■ What is being asked: Say how many lines include the word "order". Reply with nothing but the number.

Data entries
Begin

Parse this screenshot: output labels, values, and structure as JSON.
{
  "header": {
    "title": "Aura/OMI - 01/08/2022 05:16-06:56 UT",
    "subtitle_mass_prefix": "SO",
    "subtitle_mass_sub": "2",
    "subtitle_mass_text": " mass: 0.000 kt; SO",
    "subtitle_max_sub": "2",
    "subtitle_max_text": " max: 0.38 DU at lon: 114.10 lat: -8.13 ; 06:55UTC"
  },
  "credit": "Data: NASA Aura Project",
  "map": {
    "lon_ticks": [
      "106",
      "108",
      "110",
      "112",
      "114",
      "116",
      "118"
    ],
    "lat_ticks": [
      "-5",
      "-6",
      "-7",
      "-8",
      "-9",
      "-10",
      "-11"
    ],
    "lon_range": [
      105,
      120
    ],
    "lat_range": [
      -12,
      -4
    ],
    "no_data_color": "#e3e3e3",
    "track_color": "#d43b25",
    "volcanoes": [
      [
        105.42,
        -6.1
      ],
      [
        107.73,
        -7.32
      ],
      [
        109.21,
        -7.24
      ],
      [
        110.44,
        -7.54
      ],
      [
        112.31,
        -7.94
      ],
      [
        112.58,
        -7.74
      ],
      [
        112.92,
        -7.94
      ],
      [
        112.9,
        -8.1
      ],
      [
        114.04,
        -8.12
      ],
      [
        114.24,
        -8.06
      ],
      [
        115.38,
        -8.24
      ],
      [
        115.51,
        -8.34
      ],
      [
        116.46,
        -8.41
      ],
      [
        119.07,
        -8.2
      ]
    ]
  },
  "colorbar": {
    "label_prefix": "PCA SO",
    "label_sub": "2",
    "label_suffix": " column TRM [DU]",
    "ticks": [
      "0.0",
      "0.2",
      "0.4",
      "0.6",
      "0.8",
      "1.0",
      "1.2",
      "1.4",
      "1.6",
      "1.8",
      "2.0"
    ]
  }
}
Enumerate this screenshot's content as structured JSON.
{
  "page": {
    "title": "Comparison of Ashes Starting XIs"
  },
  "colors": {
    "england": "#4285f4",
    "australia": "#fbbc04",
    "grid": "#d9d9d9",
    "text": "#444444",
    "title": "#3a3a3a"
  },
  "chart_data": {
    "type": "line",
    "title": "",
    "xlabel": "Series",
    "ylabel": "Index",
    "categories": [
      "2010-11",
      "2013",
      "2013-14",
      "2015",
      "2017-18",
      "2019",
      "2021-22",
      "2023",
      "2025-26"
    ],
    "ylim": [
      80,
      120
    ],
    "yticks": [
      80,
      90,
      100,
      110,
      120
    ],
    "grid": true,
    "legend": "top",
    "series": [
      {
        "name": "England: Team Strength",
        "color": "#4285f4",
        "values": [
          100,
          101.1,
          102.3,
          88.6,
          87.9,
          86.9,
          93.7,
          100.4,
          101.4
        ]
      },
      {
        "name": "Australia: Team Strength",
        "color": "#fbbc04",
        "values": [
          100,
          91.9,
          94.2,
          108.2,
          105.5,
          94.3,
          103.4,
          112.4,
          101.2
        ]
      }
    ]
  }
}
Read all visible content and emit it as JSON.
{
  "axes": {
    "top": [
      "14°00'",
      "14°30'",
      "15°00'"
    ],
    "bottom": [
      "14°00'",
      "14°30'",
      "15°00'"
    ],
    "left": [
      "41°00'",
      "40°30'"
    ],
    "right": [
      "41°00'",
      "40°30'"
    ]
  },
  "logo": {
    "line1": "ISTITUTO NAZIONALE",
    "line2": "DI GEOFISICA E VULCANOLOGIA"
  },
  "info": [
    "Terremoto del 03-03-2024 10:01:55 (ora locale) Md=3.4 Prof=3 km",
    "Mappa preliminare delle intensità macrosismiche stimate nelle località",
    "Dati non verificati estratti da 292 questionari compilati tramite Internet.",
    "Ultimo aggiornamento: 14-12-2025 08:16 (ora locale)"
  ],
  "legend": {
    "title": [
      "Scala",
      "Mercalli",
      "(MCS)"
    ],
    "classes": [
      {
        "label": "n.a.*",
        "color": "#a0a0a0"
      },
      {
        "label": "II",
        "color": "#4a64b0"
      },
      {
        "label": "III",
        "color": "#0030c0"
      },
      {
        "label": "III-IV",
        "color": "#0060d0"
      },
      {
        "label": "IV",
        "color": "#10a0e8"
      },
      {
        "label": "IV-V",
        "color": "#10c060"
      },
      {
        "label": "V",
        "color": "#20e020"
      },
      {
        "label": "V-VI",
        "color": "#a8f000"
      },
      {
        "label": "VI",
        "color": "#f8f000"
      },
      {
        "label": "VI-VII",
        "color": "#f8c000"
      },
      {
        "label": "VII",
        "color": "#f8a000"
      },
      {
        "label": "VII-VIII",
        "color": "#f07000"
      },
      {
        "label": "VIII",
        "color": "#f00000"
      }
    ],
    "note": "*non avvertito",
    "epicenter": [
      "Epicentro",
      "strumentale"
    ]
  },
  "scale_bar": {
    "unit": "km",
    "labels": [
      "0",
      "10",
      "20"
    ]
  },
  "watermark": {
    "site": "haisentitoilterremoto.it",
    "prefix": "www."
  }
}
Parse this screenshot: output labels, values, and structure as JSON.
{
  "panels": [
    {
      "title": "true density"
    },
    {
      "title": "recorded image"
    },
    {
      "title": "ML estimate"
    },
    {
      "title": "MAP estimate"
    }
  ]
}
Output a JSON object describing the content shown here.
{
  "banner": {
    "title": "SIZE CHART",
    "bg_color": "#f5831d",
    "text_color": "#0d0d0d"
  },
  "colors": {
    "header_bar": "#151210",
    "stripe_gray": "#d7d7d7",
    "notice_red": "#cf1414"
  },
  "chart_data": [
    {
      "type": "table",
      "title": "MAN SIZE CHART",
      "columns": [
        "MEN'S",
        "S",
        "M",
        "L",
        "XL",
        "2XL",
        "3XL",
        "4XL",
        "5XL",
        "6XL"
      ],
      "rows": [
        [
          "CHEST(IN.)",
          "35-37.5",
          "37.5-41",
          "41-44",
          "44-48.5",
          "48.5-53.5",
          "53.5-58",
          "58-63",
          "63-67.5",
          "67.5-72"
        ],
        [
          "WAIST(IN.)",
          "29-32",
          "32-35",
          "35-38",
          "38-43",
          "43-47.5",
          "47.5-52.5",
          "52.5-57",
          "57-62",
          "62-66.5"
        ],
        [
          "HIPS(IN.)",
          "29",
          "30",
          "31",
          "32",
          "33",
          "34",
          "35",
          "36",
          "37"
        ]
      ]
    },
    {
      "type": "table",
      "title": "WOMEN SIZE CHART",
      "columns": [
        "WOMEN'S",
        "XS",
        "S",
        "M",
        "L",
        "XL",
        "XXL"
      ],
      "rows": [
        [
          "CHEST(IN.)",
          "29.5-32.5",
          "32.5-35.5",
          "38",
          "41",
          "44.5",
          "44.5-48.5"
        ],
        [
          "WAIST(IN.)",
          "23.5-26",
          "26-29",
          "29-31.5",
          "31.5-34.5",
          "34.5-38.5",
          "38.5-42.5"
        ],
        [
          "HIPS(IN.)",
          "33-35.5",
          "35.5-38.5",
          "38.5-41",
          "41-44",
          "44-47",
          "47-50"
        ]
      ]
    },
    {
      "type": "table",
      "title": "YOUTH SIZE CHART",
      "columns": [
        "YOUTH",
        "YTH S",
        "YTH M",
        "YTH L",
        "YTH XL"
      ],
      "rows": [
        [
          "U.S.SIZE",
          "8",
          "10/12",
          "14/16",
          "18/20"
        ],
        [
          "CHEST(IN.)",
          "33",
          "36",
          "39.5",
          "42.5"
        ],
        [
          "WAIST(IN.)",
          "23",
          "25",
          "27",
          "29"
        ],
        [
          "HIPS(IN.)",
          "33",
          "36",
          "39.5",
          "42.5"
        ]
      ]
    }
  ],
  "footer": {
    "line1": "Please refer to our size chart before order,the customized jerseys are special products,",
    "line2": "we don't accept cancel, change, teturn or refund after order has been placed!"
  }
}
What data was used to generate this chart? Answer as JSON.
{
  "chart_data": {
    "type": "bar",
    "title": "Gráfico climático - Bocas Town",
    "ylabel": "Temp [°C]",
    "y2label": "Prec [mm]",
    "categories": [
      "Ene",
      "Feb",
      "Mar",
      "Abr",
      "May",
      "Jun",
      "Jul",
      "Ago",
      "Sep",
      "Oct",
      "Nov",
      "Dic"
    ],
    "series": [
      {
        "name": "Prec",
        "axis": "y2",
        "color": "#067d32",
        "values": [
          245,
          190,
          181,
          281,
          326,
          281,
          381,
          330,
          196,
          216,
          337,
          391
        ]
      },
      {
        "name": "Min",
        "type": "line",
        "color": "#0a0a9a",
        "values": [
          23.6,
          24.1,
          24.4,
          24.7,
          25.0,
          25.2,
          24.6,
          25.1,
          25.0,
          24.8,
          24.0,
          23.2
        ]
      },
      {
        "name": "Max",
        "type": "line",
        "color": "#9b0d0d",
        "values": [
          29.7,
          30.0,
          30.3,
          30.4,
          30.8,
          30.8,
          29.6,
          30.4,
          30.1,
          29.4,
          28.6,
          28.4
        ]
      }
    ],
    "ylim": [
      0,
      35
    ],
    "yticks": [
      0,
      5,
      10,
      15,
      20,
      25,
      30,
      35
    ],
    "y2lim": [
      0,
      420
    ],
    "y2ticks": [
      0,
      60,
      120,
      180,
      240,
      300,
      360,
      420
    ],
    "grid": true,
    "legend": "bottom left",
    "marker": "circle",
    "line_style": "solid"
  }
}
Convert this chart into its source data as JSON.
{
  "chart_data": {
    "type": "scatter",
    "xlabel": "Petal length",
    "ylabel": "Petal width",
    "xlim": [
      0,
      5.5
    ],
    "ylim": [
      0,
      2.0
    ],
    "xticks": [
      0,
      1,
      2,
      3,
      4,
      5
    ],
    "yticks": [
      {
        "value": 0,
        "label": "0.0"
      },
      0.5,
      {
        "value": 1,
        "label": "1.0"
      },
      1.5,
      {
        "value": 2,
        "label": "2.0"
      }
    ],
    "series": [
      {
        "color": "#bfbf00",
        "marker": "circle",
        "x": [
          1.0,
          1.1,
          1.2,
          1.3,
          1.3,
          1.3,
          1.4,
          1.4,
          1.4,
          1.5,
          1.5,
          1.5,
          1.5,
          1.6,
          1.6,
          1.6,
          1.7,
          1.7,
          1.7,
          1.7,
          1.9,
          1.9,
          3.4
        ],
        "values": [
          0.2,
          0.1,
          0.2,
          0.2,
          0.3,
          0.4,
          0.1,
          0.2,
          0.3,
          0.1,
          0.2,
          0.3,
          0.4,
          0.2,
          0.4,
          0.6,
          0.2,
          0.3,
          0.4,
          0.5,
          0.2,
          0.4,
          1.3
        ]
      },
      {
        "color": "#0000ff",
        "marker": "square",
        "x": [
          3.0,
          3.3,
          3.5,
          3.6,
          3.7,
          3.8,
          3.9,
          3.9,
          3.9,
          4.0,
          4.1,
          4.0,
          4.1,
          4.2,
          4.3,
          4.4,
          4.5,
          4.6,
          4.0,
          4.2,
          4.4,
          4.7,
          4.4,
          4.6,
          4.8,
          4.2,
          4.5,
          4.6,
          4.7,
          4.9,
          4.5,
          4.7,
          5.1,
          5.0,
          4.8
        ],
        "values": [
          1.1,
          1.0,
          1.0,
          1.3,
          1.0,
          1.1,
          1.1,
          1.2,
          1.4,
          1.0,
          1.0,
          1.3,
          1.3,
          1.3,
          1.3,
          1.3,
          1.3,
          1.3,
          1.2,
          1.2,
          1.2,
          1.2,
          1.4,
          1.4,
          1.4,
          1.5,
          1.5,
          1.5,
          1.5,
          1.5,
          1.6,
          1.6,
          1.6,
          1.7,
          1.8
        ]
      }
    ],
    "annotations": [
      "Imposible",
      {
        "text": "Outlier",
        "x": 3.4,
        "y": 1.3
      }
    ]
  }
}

End

■ Exercise answer: 2